Job: Please translate this sentence from the news article about the new Wonder-Jackson school site into Spanish: "Wonder Elementary and L.R. Jackson Elementary schools are being merged by the West Memphis School District."

Excerpt to read:
:::::

New consolidated Wonder- Jackson facility needs a home

news@theeveningtimes.com

The West Memphis School District has big plans to combine two of its elementary schools under one roof with a brand new facility.

The question that the district and city officials attempted to answer last Thursday was where, exactly, would the new school be built.

While attempting to address the issue last Thursday afternoon, a bit of brinkmanship played out in West Memphis City Council chambers. City schools district-wide have undergone renovation and rehab in recent years and the schools on the southeast end of the city are next in line. Wonder Elementary and L.R. Jackson Elementary schools are being merged by the West Memphis School District.

School officials have narrowed their choices for the school’s location down to a final list. The site being discussed last week sits along the south side of East Broadway between 13th and 14th streets. Placing the school there would necessitate the district acquiring the city-owned Hightower Park and the currently-closed Roberta Jackson Neighborhood Center. In a bid to purchase the properties from the city, the school district offered the city $125,000 for the park and the boarded-up neighborhood center, along with a small 10-year-old building and three acres at Jackson Elementary.

:::::

Given records:
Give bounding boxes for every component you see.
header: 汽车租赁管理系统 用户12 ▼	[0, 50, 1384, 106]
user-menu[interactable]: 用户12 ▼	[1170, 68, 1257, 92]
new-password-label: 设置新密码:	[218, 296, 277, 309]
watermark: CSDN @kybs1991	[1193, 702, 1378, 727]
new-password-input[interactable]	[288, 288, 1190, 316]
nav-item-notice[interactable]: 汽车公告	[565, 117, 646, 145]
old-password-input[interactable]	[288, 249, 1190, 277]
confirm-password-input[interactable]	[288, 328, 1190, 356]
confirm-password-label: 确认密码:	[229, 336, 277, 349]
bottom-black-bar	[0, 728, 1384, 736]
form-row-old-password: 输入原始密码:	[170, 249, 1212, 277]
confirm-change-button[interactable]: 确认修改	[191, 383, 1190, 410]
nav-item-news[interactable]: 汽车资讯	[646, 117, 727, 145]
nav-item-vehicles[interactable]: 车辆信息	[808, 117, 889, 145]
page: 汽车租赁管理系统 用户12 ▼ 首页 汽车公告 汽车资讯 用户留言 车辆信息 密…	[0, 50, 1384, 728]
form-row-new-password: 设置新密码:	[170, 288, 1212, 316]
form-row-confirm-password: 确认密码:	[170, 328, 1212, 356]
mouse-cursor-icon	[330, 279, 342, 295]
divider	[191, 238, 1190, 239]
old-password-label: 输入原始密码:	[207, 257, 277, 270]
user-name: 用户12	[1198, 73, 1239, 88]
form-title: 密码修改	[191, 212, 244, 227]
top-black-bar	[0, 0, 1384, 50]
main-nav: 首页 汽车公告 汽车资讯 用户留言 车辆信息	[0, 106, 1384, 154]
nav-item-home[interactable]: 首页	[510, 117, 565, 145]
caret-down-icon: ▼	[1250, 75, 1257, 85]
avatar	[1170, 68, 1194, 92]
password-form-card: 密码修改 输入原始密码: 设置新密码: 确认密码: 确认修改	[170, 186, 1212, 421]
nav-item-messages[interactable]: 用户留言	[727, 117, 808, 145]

:::::

Exercise result: Las escuelas Wonder Elementary y L.R. Jackson Elementary están siendo fusionadas por el Distrito Escolar de West Memphis.